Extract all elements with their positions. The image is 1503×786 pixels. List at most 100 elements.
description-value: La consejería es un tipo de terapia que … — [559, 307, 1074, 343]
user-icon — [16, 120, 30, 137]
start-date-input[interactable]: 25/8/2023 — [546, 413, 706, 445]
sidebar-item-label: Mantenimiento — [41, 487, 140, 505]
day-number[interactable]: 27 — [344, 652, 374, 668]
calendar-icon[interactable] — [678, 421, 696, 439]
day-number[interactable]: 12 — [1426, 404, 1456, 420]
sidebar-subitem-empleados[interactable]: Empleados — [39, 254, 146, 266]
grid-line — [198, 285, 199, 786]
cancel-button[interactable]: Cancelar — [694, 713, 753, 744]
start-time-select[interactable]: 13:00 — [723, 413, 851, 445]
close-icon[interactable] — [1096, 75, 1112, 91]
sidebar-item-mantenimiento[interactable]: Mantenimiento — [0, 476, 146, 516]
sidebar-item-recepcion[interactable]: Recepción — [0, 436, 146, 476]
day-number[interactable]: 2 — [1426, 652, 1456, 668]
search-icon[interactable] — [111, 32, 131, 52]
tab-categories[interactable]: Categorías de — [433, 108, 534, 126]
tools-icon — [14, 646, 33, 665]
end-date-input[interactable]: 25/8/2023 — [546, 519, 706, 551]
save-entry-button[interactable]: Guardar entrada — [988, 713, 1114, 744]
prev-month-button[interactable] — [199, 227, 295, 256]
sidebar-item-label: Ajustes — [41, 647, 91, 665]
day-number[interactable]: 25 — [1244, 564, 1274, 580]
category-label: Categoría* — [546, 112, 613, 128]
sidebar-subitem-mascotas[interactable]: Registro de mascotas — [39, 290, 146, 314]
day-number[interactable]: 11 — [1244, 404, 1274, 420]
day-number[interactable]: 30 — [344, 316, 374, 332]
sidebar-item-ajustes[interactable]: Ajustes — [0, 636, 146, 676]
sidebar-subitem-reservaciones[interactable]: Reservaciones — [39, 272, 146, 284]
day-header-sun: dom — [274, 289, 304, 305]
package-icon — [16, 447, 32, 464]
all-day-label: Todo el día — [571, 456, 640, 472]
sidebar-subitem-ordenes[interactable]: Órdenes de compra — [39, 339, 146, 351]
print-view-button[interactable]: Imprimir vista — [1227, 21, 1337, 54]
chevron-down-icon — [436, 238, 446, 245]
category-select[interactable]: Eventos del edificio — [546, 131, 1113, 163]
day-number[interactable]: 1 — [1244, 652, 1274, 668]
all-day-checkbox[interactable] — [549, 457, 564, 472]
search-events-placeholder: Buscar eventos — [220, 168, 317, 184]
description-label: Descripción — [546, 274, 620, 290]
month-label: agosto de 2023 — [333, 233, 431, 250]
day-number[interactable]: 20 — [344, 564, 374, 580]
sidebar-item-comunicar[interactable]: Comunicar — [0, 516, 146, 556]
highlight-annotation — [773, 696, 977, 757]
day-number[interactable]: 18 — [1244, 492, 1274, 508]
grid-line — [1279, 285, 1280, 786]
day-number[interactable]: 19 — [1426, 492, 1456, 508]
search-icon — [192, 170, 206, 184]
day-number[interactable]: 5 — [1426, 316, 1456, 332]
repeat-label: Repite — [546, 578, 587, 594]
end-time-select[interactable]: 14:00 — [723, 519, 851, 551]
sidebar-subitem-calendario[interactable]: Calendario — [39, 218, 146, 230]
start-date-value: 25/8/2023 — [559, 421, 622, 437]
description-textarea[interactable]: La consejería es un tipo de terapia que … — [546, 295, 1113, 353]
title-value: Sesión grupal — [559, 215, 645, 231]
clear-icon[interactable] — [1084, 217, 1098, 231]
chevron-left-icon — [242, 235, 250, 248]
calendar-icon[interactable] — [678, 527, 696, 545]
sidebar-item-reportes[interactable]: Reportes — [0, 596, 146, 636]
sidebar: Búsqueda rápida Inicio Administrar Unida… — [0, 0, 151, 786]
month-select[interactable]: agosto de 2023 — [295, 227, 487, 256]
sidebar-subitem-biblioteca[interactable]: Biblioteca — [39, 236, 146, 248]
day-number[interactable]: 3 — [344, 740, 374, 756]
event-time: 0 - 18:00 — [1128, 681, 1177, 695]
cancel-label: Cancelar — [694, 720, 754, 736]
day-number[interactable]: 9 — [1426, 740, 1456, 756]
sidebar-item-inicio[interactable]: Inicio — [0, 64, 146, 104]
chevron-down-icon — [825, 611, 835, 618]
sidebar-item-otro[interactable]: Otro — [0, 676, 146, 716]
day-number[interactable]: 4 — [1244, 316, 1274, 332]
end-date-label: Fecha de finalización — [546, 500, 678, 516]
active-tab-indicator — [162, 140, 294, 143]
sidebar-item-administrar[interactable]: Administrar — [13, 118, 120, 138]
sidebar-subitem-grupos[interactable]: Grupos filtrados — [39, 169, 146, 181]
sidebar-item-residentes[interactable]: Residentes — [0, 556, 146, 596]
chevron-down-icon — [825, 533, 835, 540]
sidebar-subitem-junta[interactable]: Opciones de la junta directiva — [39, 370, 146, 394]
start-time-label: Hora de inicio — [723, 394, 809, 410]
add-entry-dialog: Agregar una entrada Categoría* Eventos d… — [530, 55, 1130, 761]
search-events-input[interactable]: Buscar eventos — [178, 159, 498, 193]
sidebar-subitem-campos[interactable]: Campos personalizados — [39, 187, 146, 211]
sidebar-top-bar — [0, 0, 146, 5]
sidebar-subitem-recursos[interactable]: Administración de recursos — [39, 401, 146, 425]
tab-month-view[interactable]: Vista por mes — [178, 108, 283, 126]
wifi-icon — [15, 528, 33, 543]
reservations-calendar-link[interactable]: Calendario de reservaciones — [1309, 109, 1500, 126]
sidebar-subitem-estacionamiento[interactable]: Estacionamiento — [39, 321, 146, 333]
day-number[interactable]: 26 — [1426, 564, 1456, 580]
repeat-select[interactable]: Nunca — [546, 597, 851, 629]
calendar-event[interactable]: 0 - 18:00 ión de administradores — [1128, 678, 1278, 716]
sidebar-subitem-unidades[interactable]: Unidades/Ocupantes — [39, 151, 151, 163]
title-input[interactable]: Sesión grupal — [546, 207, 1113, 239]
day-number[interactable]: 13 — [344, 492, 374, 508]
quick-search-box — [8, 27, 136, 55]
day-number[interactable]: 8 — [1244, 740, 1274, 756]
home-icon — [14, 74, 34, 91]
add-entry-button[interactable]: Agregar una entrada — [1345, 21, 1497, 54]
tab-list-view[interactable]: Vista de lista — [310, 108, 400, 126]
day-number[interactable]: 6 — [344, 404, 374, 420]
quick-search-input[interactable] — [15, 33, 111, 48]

§ §

Lay out every line of the rows above as a Markdown table, skipping blank lines. Use two columns: "Line No." for the line's number and "Text" for the line itself.

| Line No. | Text |
|---|---|
| 1 | Extract all elements with their positions. The image is 1503×786 pixels. List at most 100 elements. |
| 2 | description-value: La consejería es un tipo de terapia que … — [559, 307, 1074, 343] |
| 3 | user-icon — [16, 120, 30, 137] |
| 4 | start-date-input[interactable]: 25/8/2023 — [546, 413, 706, 445] |
| 5 | sidebar-item-label: Mantenimiento — [41, 487, 140, 505] |
| 6 | day-number[interactable]: 27 — [344, 652, 374, 668] |
| 7 | calendar-icon[interactable] — [678, 421, 696, 439] |
| 8 | day-number[interactable]: 12 — [1426, 404, 1456, 420] |
| 9 | sidebar-subitem-empleados[interactable]: Empleados — [39, 254, 146, 266] |
| 10 | grid-line — [198, 285, 199, 786] |
| 11 | cancel-button[interactable]: Cancelar — [694, 713, 753, 744] |
| 12 | start-time-select[interactable]: 13:00 — [723, 413, 851, 445] |
| 13 | close-icon[interactable] — [1096, 75, 1112, 91] |
| 14 | sidebar-item-mantenimiento[interactable]: Mantenimiento — [0, 476, 146, 516] |
| 15 | sidebar-item-recepcion[interactable]: Recepción — [0, 436, 146, 476] |
| 16 | day-number[interactable]: 2 — [1426, 652, 1456, 668] |
| 17 | search-icon[interactable] — [111, 32, 131, 52] |
| 18 | tab-categories[interactable]: Categorías de — [433, 108, 534, 126] |
| 19 | tools-icon — [14, 646, 33, 665] |
| 20 | end-date-input[interactable]: 25/8/2023 — [546, 519, 706, 551] |
| 21 | save-entry-button[interactable]: Guardar entrada — [988, 713, 1114, 744] |
| 22 | prev-month-button[interactable] — [199, 227, 295, 256] |
| 23 | sidebar-item-label: Ajustes — [41, 647, 91, 665] |
| 24 | day-number[interactable]: 25 — [1244, 564, 1274, 580] |
| 25 | category-label: Categoría* — [546, 112, 613, 128] |
| 26 | sidebar-subitem-mascotas[interactable]: Registro de mascotas — [39, 290, 146, 314] |
| 27 | day-number[interactable]: 11 — [1244, 404, 1274, 420] |
| 28 | day-number[interactable]: 30 — [344, 316, 374, 332] |
| 29 | sidebar-item-ajustes[interactable]: Ajustes — [0, 636, 146, 676] |
| 30 | sidebar-subitem-reservaciones[interactable]: Reservaciones — [39, 272, 146, 284] |
| 31 | day-header-sun: dom — [274, 289, 304, 305] |
| 32 | package-icon — [16, 447, 32, 464] |
| 33 | all-day-label: Todo el día — [571, 456, 640, 472] |
| 34 | sidebar-subitem-ordenes[interactable]: Órdenes de compra — [39, 339, 146, 351] |
| 35 | print-view-button[interactable]: Imprimir vista — [1227, 21, 1337, 54] |
| 36 | chevron-down-icon — [436, 238, 446, 245] |
| 37 | category-select[interactable]: Eventos del edificio — [546, 131, 1113, 163] |
| 38 | day-number[interactable]: 1 — [1244, 652, 1274, 668] |
| 39 | all-day-checkbox[interactable] — [549, 457, 564, 472] |
| 40 | search-events-placeholder: Buscar eventos — [220, 168, 317, 184] |
| 41 | description-label: Descripción — [546, 274, 620, 290] |
| 42 | month-label: agosto de 2023 — [333, 233, 431, 250] |
| 43 | day-number[interactable]: 20 — [344, 564, 374, 580] |
| 44 | sidebar-item-comunicar[interactable]: Comunicar — [0, 516, 146, 556] |
| 45 | highlight-annotation — [773, 696, 977, 757] |
| 46 | day-number[interactable]: 18 — [1244, 492, 1274, 508] |
| 47 | grid-line — [1279, 285, 1280, 786] |
| 48 | day-number[interactable]: 19 — [1426, 492, 1456, 508] |
| 49 | search-icon — [192, 170, 206, 184] |
| 50 | day-number[interactable]: 5 — [1426, 316, 1456, 332] |
| 51 | repeat-label: Repite — [546, 578, 587, 594] |
| 52 | end-time-select[interactable]: 14:00 — [723, 519, 851, 551] |
| 53 | sidebar-subitem-calendario[interactable]: Calendario — [39, 218, 146, 230] |
| 54 | start-date-value: 25/8/2023 — [559, 421, 622, 437] |
| 55 | description-textarea[interactable]: La consejería es un tipo de terapia que … — [546, 295, 1113, 353] |
| 56 | title-value: Sesión grupal — [559, 215, 645, 231] |
| 57 | clear-icon[interactable] — [1084, 217, 1098, 231] |
| 58 | chevron-left-icon — [242, 235, 250, 248] |
| 59 | calendar-icon[interactable] — [678, 527, 696, 545] |
| 60 | sidebar-item-reportes[interactable]: Reportes — [0, 596, 146, 636] |
| 61 | sidebar: Búsqueda rápida Inicio Administrar Unida… — [0, 0, 151, 786] |
| 62 | month-select[interactable]: agosto de 2023 — [295, 227, 487, 256] |
| 63 | sidebar-subitem-biblioteca[interactable]: Biblioteca — [39, 236, 146, 248] |
| 64 | day-number[interactable]: 3 — [344, 740, 374, 756] |
| 65 | event-time: 0 - 18:00 — [1128, 681, 1177, 695] |
| 66 | cancel-label: Cancelar — [694, 720, 754, 736] |
| 67 | day-number[interactable]: 9 — [1426, 740, 1456, 756] |
| 68 | sidebar-item-inicio[interactable]: Inicio — [0, 64, 146, 104] |
| 69 | chevron-down-icon — [825, 611, 835, 618] |
| 70 | sidebar-item-otro[interactable]: Otro — [0, 676, 146, 716] |
| 71 | day-number[interactable]: 4 — [1244, 316, 1274, 332] |
| 72 | end-date-label: Fecha de finalización — [546, 500, 678, 516] |
| 73 | active-tab-indicator — [162, 140, 294, 143] |
| 74 | sidebar-item-administrar[interactable]: Administrar — [13, 118, 120, 138] |
| 75 | sidebar-subitem-grupos[interactable]: Grupos filtrados — [39, 169, 146, 181] |
| 76 | sidebar-item-residentes[interactable]: Residentes — [0, 556, 146, 596] |
| 77 | chevron-down-icon — [825, 533, 835, 540] |
| 78 | sidebar-subitem-junta[interactable]: Opciones de la junta directiva — [39, 370, 146, 394] |
| 79 | start-time-label: Hora de inicio — [723, 394, 809, 410] |
| 80 | add-entry-dialog: Agregar una entrada Categoría* Eventos d… — [530, 55, 1130, 761] |
| 81 | search-events-input[interactable]: Buscar eventos — [178, 159, 498, 193] |
| 82 | sidebar-subitem-campos[interactable]: Campos personalizados — [39, 187, 146, 211] |
| 83 | sidebar-top-bar — [0, 0, 146, 5] |
| 84 | sidebar-subitem-recursos[interactable]: Administración de recursos — [39, 401, 146, 425] |
| 85 | tab-month-view[interactable]: Vista por mes — [178, 108, 283, 126] |
| 86 | wifi-icon — [15, 528, 33, 543] |
| 87 | reservations-calendar-link[interactable]: Calendario de reservaciones — [1309, 109, 1500, 126] |
| 88 | sidebar-subitem-estacionamiento[interactable]: Estacionamiento — [39, 321, 146, 333] |
| 89 | day-number[interactable]: 26 — [1426, 564, 1456, 580] |
| 90 | repeat-select[interactable]: Nunca — [546, 597, 851, 629] |
| 91 | calendar-event[interactable]: 0 - 18:00 ión de administradores — [1128, 678, 1278, 716] |
| 92 | sidebar-subitem-unidades[interactable]: Unidades/Ocupantes — [39, 151, 151, 163] |
| 93 | title-input[interactable]: Sesión grupal — [546, 207, 1113, 239] |
| 94 | day-number[interactable]: 13 — [344, 492, 374, 508] |
| 95 | quick-search-box — [8, 27, 136, 55] |
| 96 | day-number[interactable]: 8 — [1244, 740, 1274, 756] |
| 97 | home-icon — [14, 74, 34, 91] |
| 98 | add-entry-button[interactable]: Agregar una entrada — [1345, 21, 1497, 54] |
| 99 | tab-list-view[interactable]: Vista de lista — [310, 108, 400, 126] |
| 100 | day-number[interactable]: 6 — [344, 404, 374, 420] |
| 101 | quick-search-input[interactable] — [15, 33, 111, 48] |